Goal of the exercise:
Please print every one of the lines below word for word, leaving the pictures out of your answer.

Start of Task data

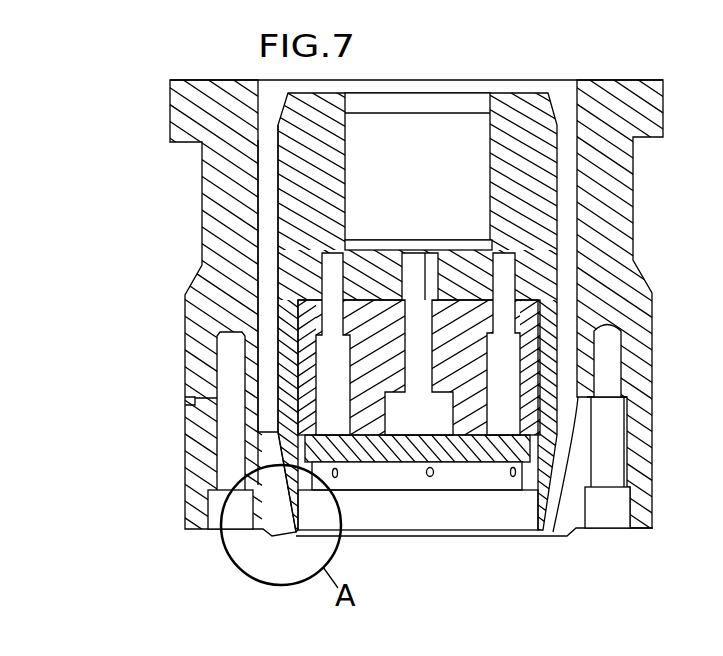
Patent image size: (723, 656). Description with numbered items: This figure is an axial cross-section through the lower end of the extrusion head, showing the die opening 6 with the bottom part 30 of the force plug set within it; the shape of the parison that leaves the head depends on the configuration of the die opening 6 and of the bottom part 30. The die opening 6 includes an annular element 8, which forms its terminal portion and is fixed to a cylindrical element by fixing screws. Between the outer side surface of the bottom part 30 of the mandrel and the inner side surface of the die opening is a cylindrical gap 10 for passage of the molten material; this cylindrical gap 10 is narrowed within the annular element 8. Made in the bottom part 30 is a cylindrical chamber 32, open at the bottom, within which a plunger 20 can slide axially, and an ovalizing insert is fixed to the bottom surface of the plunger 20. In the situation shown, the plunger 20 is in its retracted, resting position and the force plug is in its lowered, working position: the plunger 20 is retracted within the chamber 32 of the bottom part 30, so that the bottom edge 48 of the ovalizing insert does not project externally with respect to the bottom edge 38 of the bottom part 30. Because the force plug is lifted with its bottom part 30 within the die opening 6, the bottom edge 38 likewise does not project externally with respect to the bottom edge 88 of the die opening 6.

The die opening 6 is at (157, 220).
The annular element 8 is at (193, 463).
The cylindrical gap 10 is at (275, 417).
The plunger 20 is at (530, 358).
The bottom part of the force plug 30 is at (527, 198).
The cylindrical chamber 32 is at (488, 504).
The bottom edge of the bottom part of the force plug 38 is at (452, 532).
The bottom edge of the ovalizing insert 48 is at (396, 493).
The bottom edge of the die opening 88 is at (535, 537).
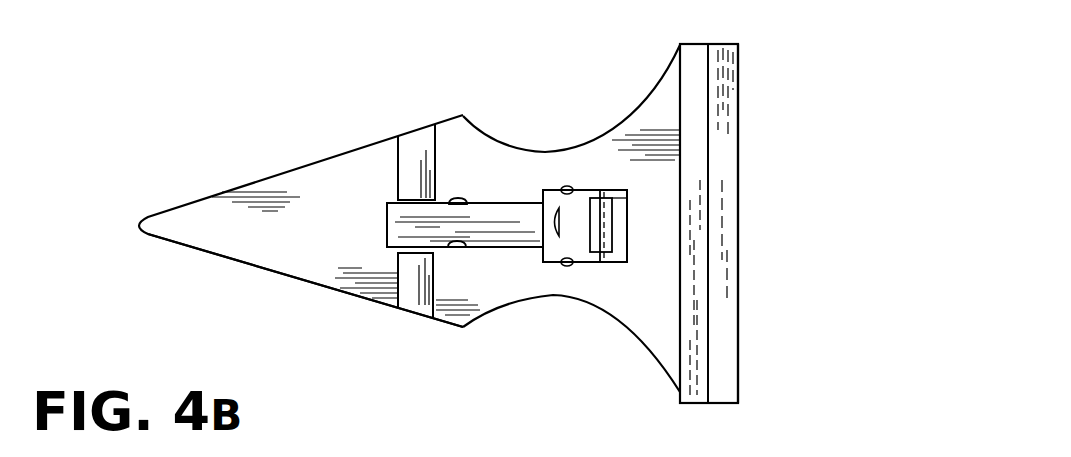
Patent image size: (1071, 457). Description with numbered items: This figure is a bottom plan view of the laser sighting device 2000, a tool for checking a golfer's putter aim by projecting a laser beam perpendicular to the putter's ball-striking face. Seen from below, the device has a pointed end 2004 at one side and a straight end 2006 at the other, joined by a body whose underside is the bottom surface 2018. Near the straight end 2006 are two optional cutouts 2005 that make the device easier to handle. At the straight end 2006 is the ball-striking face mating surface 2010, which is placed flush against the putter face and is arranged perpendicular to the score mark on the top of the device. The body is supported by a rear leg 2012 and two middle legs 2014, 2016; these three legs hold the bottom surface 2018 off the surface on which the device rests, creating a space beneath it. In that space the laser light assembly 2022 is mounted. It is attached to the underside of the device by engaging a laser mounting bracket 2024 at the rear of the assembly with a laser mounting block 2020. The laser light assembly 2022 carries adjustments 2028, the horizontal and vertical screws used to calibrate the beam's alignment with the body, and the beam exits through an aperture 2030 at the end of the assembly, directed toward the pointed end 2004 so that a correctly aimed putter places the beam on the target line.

End of Task data

Reply:
Patent image size: (723, 656). Description with numbered items: This figure is an axial cross-section through the lower end of the extrusion head, showing the die opening 6 with the bottom part 30 of the force plug set within it; the shape of the parison that leaves the head depends on the configuration of the die opening 6 and of the bottom part 30. The die opening 6 includes an annular element 8, which forms its terminal portion and is fixed to a cylindrical element by fixing screws. Between the outer side surface of the bottom part 30 of the mandrel and the inner side surface of the die opening is a cylindrical gap 10 for passage of the molten material; this cylindrical gap 10 is narrowed within the annular element 8. Made in the bottom part 30 is a cylindrical chamber 32, open at the bottom, within which a plunger 20 can slide axially, and an ovalizing insert is fixed to the bottom surface of the plunger 20. In the situation shown, the plunger 20 is in its retracted, resting position and the force plug is in its lowered, working position: the plunger 20 is retracted within the chamber 32 of the bottom part 30, so that the bottom edge 48 of the ovalizing insert does not project externally with respect to the bottom edge 38 of the bottom part 30. Because the force plug is lifted with its bottom part 30 within the die opening 6, the bottom edge 38 likewise does not project externally with respect to the bottom edge 88 of the die opening 6.

The die opening 6 is at (157, 220).
The annular element 8 is at (193, 463).
The cylindrical gap 10 is at (275, 417).
The plunger 20 is at (530, 358).
The bottom part of the force plug 30 is at (527, 198).
The cylindrical chamber 32 is at (488, 504).
The bottom edge of the bottom part of the force plug 38 is at (452, 532).
The bottom edge of the ovalizing insert 48 is at (396, 493).
The bottom edge of the die opening 88 is at (535, 537).
Patent image size: (1071, 457). Description with numbered items: This figure is a bottom plan view of the laser sighting device 2000, a tool for checking a golfer's putter aim by projecting a laser beam perpendicular to the putter's ball-striking face. Seen from below, the device has a pointed end 2004 at one side and a straight end 2006 at the other, joined by a body whose underside is the bottom surface 2018. Near the straight end 2006 are two optional cutouts 2005 that make the device easier to handle. At the straight end 2006 is the ball-striking face mating surface 2010, which is placed flush against the putter face and is arranged perpendicular to the score mark on the top of the device. The body is supported by a rear leg 2012 and two middle legs 2014, 2016; these three legs hold the bottom surface 2018 off the surface on which the device rests, creating a space beneath it. In that space the laser light assembly 2022 is mounted. It is attached to the underside of the device by engaging a laser mounting bracket 2024 at the rear of the assembly with a laser mounting block 2020. The laser light assembly 2022 carries adjustments 2028, the horizontal and vertical screws used to calibrate the beam's alignment with the body, and the beam exits through an aperture 2030 at the end of the assembly, directed toward the pointed end 2004 so that a correctly aimed putter places the beam on the target line.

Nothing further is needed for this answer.